** Cuplikan Berita **
□ □ □ □ □ □ □
KUNINGAN — Ruang rapat Komisi IV DPRD Kabupaten Kuningan, Rabu (8/4/2026), mendadak terasa sesak. Bukan karena penuhnya peserta, melainkan oleh beban “dosa” administratif yang harus dipikul sejumlah kepala sekolah. Mereka dipanggil bukan untuk menerima prestasi, melainkan untuk mengurai benang kusut temuan Badan Pemeriksa Keuangan (BPK) yang mewajibkan pengembalian kerugian negara (TGR) dengan nilai yang mencekik leher.
Langkah legislatif ini bukan sekadar seremoni klarifikasi. Ketua Komisi IV, Hj. Neneng Hermawati, menempatkan pertemuan ini sebagai upaya menelisik akar persoalan bagaimana proyek fisik sekolah bisa “kecolongan” volume hingga menimbulkan lubang anggaran miliaran rupiah.
□ □ □ □ □ □ □
** Data Catatan **
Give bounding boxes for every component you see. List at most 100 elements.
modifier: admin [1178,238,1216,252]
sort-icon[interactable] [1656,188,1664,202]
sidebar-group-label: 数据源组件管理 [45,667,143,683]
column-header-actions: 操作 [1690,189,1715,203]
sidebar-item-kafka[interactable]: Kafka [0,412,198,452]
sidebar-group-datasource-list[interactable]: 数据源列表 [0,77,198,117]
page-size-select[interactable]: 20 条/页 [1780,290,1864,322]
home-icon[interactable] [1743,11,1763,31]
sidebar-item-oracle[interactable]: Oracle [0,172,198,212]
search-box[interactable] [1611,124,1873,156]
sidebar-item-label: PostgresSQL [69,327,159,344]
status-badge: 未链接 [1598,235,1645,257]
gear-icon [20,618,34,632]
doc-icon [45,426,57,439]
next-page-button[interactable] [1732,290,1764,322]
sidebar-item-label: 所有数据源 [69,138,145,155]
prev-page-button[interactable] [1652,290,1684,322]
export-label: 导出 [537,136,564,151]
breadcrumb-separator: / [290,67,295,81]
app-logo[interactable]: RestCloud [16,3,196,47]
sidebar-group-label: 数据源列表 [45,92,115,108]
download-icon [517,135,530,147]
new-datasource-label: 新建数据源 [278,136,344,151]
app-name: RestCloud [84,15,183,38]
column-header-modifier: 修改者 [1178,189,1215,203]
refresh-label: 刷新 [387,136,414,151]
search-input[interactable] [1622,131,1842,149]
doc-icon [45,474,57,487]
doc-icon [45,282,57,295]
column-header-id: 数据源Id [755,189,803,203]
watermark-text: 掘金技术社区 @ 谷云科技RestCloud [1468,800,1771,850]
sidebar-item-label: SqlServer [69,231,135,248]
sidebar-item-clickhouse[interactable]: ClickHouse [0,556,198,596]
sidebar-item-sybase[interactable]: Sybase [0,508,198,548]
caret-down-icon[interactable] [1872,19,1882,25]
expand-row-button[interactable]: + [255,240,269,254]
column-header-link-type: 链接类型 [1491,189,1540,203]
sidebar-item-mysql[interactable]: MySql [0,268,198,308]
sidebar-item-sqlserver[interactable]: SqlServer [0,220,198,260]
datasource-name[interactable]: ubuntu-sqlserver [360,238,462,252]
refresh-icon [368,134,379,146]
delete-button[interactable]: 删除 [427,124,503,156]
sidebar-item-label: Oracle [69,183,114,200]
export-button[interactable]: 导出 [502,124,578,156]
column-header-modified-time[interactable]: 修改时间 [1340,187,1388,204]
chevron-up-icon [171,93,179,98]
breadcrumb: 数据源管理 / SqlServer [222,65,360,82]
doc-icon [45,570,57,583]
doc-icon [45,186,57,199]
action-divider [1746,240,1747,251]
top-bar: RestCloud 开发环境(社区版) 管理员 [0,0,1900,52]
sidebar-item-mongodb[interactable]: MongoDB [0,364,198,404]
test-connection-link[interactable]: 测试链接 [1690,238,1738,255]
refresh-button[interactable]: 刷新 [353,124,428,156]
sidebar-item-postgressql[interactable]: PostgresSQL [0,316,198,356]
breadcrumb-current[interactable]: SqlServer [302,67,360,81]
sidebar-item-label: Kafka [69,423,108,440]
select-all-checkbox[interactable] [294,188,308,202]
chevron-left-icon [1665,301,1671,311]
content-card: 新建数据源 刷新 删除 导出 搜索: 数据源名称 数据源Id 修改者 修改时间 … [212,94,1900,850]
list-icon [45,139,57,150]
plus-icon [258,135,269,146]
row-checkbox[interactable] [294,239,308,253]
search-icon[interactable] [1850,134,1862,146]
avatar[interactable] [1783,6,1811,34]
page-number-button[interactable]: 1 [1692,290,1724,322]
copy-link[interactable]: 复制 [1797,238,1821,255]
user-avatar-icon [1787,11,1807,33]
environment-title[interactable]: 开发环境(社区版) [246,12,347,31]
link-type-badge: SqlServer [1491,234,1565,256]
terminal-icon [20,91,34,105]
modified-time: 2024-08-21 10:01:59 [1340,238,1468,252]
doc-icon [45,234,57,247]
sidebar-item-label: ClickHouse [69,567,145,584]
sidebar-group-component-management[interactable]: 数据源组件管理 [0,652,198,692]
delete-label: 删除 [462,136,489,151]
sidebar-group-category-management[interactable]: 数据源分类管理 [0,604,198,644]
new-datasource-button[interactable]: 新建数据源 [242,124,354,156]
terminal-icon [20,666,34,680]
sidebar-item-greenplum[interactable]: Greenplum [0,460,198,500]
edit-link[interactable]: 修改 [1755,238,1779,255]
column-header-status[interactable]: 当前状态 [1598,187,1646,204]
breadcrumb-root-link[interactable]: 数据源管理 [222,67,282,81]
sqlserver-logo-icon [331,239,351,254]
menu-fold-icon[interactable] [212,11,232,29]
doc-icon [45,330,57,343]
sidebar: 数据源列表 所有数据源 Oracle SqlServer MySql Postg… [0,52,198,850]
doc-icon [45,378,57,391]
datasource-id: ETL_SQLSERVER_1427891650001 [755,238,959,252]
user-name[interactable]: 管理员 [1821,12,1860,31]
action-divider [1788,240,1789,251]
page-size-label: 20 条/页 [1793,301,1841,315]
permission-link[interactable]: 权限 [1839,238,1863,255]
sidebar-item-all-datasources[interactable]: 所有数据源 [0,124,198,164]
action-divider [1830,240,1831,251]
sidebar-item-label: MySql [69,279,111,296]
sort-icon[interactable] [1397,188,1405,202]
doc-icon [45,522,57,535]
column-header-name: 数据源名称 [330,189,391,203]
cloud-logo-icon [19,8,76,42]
□ □ □ □ □ □ □
** Kegiatan **
1) Terjemahkan kalimat dari berita soal rapat DPRD Kuningan ini ke bahasa Inggris: "Langkah legislatif ini bukan sekadar seremoni klarifikasi."
2) Sambung berita soal rapat DPRD Kuningan itu, dimulai sesudah kalimat terakhirnya.
Catatan-catatan tadi bahan terpisah yang tidak ada hubungannya dengan berita soal rapat DPRD Kuningan.

** Jawaban **
1) This legislative step is not merely a clarification ceremony.

2)
“Pengguna anggaran wajib membuat Surat Pernyataan Tanggung Jawab Mutlak (SPTJM). Secara aturan, TGR harus tuntas dalam 60 hari. Jika tidak, regulasi memberi ruang cicilan hingga dua tahun dengan syarat ketat dan jaminan,” ujar Neneng kepada wartawan, sembari menyitir sederet regulasi mulai dari UU Perbendaharaan Negara hingga Permendagri Nomor 133 Tahun 2018.
Neneng tak kuasa menutupi rasa prihatinnya saat membedah data di lapangan. Ada potret pilu sebuah sekolah kecil dengan jumlah siswa hanya sekitar 130 orang, namun harus menanggung beban pengembalian hingga Rp125 juta. Angka tersebut tentu tak masuk akal jika dibandingkan dengan kapasitas finansial sekolah yang terbatas.
Meski demikian, apresiasi diberikan kepada para kepala sekolah yang menunjukkan itikad baik. “Ada yang mulai mencicil Rp5 juta hingga Rp10 juta. Ini progres yang kami hargai di tengah kondisi batin mereka yang pasti tertekan,” ungkapnya.
Memburu ‘Biang Kerok’ di Balik Konsultan Pengawas
Wakil Ketua Komisi IV, Kang Yaya, melihat persoalan ini dari sudut pandang sistemik yang jauh lebih luas. Ia curiga ada celah pengawasan yang sengaja dibiarkan terbuka. Fokusnya tajam yaitu bagaimana kekurangan volume fisik pekerjaan yang mencapai Rp2,2 miliar bisa lolos dari radar pengawasan sejak awal?